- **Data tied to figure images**
====

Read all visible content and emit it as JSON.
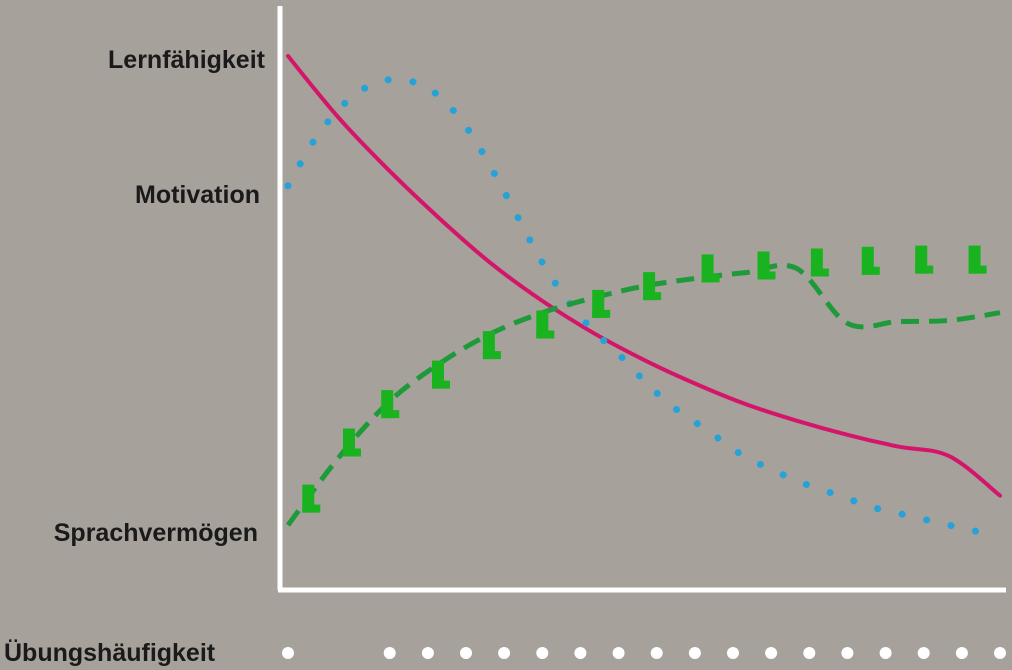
{
  "colors": {
    "background": "#a6a19a",
    "axis": "#ffffff",
    "lernfaehigkeit": "#d4166a",
    "motivation": "#27a2d9",
    "sprachvermoegen": "#1e9a3a",
    "sprachvermoegen_markers": "#19b31f",
    "label_text": "#1a1a1a"
  },
  "chart_data": {
    "type": "line",
    "xlabel": "Übungshäufigkeit",
    "ylabel": "",
    "x_marker_style": "white-dots",
    "xlim": [
      0,
      28
    ],
    "ylim": [
      0,
      100
    ],
    "grid": false,
    "y_labels": [
      {
        "text": "Lernfähigkeit",
        "value": 92
      },
      {
        "text": "Motivation",
        "value": 69
      },
      {
        "text": "Sprachvermögen",
        "value": 10
      }
    ],
    "x_dots": [
      0,
      4,
      5.5,
      7,
      8.5,
      10,
      11.5,
      13,
      14.5,
      16,
      17.5,
      19,
      20.5,
      22,
      23.5,
      25,
      26.5,
      28
    ],
    "series": [
      {
        "label": "Lernfähigkeit",
        "style": "solid",
        "x": [
          0,
          2,
          4,
          6,
          8,
          10,
          12,
          14,
          16,
          18,
          20,
          22,
          24,
          26,
          28
        ],
        "y": [
          90.5,
          80,
          71,
          62.8,
          55.3,
          49,
          43.6,
          39,
          35,
          31.5,
          28.7,
          26.3,
          24.3,
          22.7,
          16
        ]
      },
      {
        "label": "Motivation",
        "style": "dotted",
        "x": [
          0,
          1,
          2,
          3,
          4,
          5,
          6,
          7,
          8,
          9,
          10,
          11,
          12,
          13,
          14,
          15,
          16,
          17,
          18,
          19,
          20,
          21,
          22,
          23,
          24,
          25,
          26,
          27,
          28
        ],
        "y": [
          68.5,
          76,
          81.5,
          85,
          86.5,
          86,
          83.5,
          78.5,
          71.5,
          63.5,
          55.5,
          49,
          44,
          40,
          35.5,
          31.5,
          28.5,
          25.5,
          22.5,
          20.5,
          18.5,
          17,
          15.5,
          14,
          13,
          12,
          11,
          10,
          9.5
        ]
      },
      {
        "label": "Sprachvermögen",
        "style": "dashed",
        "x": [
          0,
          2,
          4,
          6,
          8,
          10,
          12,
          14,
          16,
          18,
          20,
          22,
          24,
          26,
          28
        ],
        "y": [
          11,
          22.5,
          32,
          38.5,
          43.5,
          47,
          49.5,
          51.5,
          52.8,
          53.8,
          54.5,
          45.2,
          45.5,
          45.7,
          47
        ]
      },
      {
        "label": "Sprachvermögen (Marker)",
        "style": "markers",
        "x": [
          0.8,
          2.4,
          3.9,
          5.9,
          7.9,
          10,
          12.2,
          14.2,
          16.5,
          18.7,
          20.8,
          22.8,
          24.9,
          27
        ],
        "y": [
          15.5,
          25,
          31.5,
          36.5,
          41.5,
          45,
          48.5,
          51.5,
          54.5,
          55,
          55.5,
          55.8,
          56,
          56
        ]
      }
    ]
  }
}
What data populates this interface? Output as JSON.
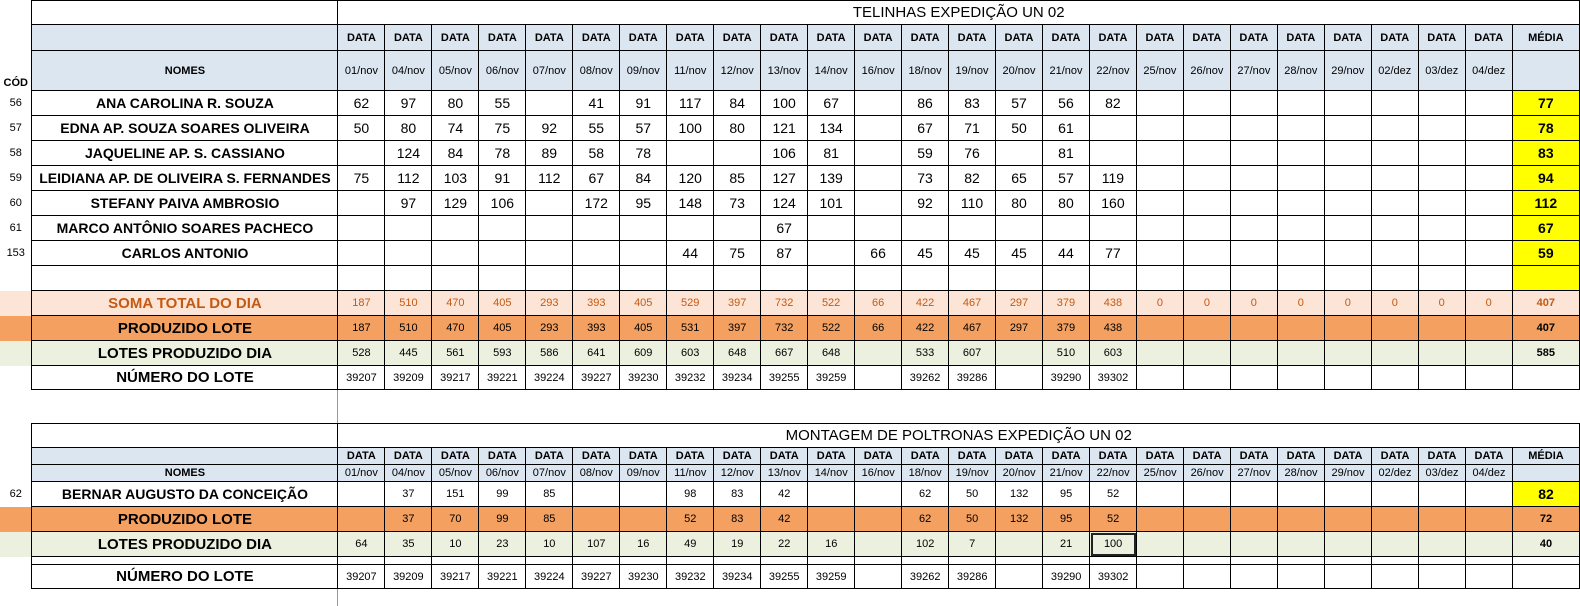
{
  "dates": [
    "01/nov",
    "04/nov",
    "05/nov",
    "06/nov",
    "07/nov",
    "08/nov",
    "09/nov",
    "11/nov",
    "12/nov",
    "13/nov",
    "14/nov",
    "16/nov",
    "18/nov",
    "19/nov",
    "20/nov",
    "21/nov",
    "22/nov",
    "25/nov",
    "26/nov",
    "27/nov",
    "28/nov",
    "29/nov",
    "02/dez",
    "03/dez",
    "04/dez"
  ],
  "labels": {
    "data": "DATA",
    "media": "MÉDIA",
    "nomes": "NOMES",
    "cod": "CÓD"
  },
  "colors": {
    "header_bg": "#dce6f1",
    "title": "#e00000",
    "avg": "#ffff00",
    "avg_alt": "#ffc000",
    "soma_bg": "#fce4d6",
    "soma_text": "#c65911",
    "prod_bg": "#f4a060",
    "lotes_bg": "#ebf1de"
  },
  "table1": {
    "title": "TELINHAS EXPEDIÇÃO UN 02",
    "rows": [
      {
        "cod": "56",
        "name": "ANA CAROLINA R. SOUZA",
        "values": [
          "62",
          "97",
          "80",
          "55",
          "",
          "41",
          "91",
          "117",
          "84",
          "100",
          "67",
          "",
          "86",
          "83",
          "57",
          "56",
          "82",
          "",
          "",
          "",
          "",
          "",
          "",
          "",
          ""
        ],
        "avg": "77"
      },
      {
        "cod": "57",
        "name": "EDNA AP. SOUZA SOARES OLIVEIRA",
        "values": [
          "50",
          "80",
          "74",
          "75",
          "92",
          "55",
          "57",
          "100",
          "80",
          "121",
          "134",
          "",
          "67",
          "71",
          "50",
          "61",
          "",
          "",
          "",
          "",
          "",
          "",
          "",
          "",
          ""
        ],
        "avg": "78"
      },
      {
        "cod": "58",
        "name": "JAQUELINE AP.  S. CASSIANO",
        "values": [
          "",
          "124",
          "84",
          "78",
          "89",
          "58",
          "78",
          "",
          "",
          "106",
          "81",
          "",
          "59",
          "76",
          "",
          "81",
          "",
          "",
          "",
          "",
          "",
          "",
          "",
          "",
          ""
        ],
        "avg": "83"
      },
      {
        "cod": "59",
        "name": "LEIDIANA AP. DE OLIVEIRA S. FERNANDES",
        "values": [
          "75",
          "112",
          "103",
          "91",
          "112",
          "67",
          "84",
          "120",
          "85",
          "127",
          "139",
          "",
          "73",
          "82",
          "65",
          "57",
          "119",
          "",
          "",
          "",
          "",
          "",
          "",
          "",
          ""
        ],
        "avg": "94"
      },
      {
        "cod": "60",
        "name": "STEFANY PAIVA AMBROSIO",
        "values": [
          "",
          "97",
          "129",
          "106",
          "",
          "172",
          "95",
          "148",
          "73",
          "124",
          "101",
          "",
          "92",
          "110",
          "80",
          "80",
          "160",
          "",
          "",
          "",
          "",
          "",
          "",
          "",
          ""
        ],
        "avg": "112"
      },
      {
        "cod": "61",
        "name": "MARCO ANTÔNIO SOARES PACHECO",
        "values": [
          "",
          "",
          "",
          "",
          "",
          "",
          "",
          "",
          "",
          "67",
          "",
          "",
          "",
          "",
          "",
          "",
          "",
          "",
          "",
          "",
          "",
          "",
          "",
          "",
          ""
        ],
        "avg": "67"
      },
      {
        "cod": "153",
        "name": "CARLOS ANTONIO",
        "values": [
          "",
          "",
          "",
          "",
          "",
          "",
          "",
          "44",
          "75",
          "87",
          "",
          "66",
          "45",
          "45",
          "45",
          "44",
          "77",
          "",
          "",
          "",
          "",
          "",
          "",
          "",
          ""
        ],
        "avg": "59"
      }
    ],
    "soma": {
      "label": "SOMA TOTAL DO DIA",
      "values": [
        "187",
        "510",
        "470",
        "405",
        "293",
        "393",
        "405",
        "529",
        "397",
        "732",
        "522",
        "66",
        "422",
        "467",
        "297",
        "379",
        "438",
        "0",
        "0",
        "0",
        "0",
        "0",
        "0",
        "0",
        "0"
      ],
      "avg": "407"
    },
    "produzido": {
      "label": "PRODUZIDO LOTE",
      "values": [
        "187",
        "510",
        "470",
        "405",
        "293",
        "393",
        "405",
        "531",
        "397",
        "732",
        "522",
        "66",
        "422",
        "467",
        "297",
        "379",
        "438",
        "",
        "",
        "",
        "",
        "",
        "",
        "",
        ""
      ],
      "avg": "407"
    },
    "lotes": {
      "label": "LOTES PRODUZIDO DIA",
      "values": [
        "528",
        "445",
        "561",
        "593",
        "586",
        "641",
        "609",
        "603",
        "648",
        "667",
        "648",
        "",
        "533",
        "607",
        "",
        "510",
        "603",
        "",
        "",
        "",
        "",
        "",
        "",
        "",
        ""
      ],
      "avg": "585"
    },
    "numero": {
      "label": "NÚMERO DO LOTE",
      "values": [
        "39207",
        "39209",
        "39217",
        "39221",
        "39224",
        "39227",
        "39230",
        "39232",
        "39234",
        "39255",
        "39259",
        "",
        "39262",
        "39286",
        "",
        "39290",
        "39302",
        "",
        "",
        "",
        "",
        "",
        "",
        "",
        ""
      ]
    }
  },
  "table2": {
    "title": "MONTAGEM DE POLTRONAS EXPEDIÇÃO UN 02",
    "rows": [
      {
        "cod": "62",
        "name": "BERNAR AUGUSTO DA CONCEIÇÃO",
        "values": [
          "",
          "37",
          "151",
          "99",
          "85",
          "",
          "",
          "98",
          "83",
          "42",
          "",
          "",
          "62",
          "50",
          "132",
          "95",
          "52",
          "",
          "",
          "",
          "",
          "",
          "",
          "",
          ""
        ],
        "avg": "82"
      }
    ],
    "produzido": {
      "label": "PRODUZIDO LOTE",
      "values": [
        "",
        "37",
        "70",
        "99",
        "85",
        "",
        "",
        "52",
        "83",
        "42",
        "",
        "",
        "62",
        "50",
        "132",
        "95",
        "52",
        "",
        "",
        "",
        "",
        "",
        "",
        "",
        ""
      ],
      "avg": "72"
    },
    "lotes": {
      "label": "LOTES PRODUZIDO DIA",
      "values": [
        "64",
        "35",
        "10",
        "23",
        "10",
        "107",
        "16",
        "49",
        "19",
        "22",
        "16",
        "",
        "102",
        "7",
        "",
        "21",
        "100",
        "",
        "",
        "",
        "",
        "",
        "",
        "",
        ""
      ],
      "avg": "40"
    },
    "numero": {
      "label": "NÚMERO DO LOTE",
      "values": [
        "39207",
        "39209",
        "39217",
        "39221",
        "39224",
        "39227",
        "39230",
        "39232",
        "39234",
        "39255",
        "39259",
        "",
        "39262",
        "39286",
        "",
        "39290",
        "39302",
        "",
        "",
        "",
        "",
        "",
        "",
        "",
        ""
      ]
    }
  }
}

====

- **What is needed**
Go over the data above and copy every line that has the word "SOUZA" in it.

- **Task response**
        "name": "ANA CAROLINA R. SOUZA",
        "name": "EDNA AP. SOUZA SOARES OLIVEIRA",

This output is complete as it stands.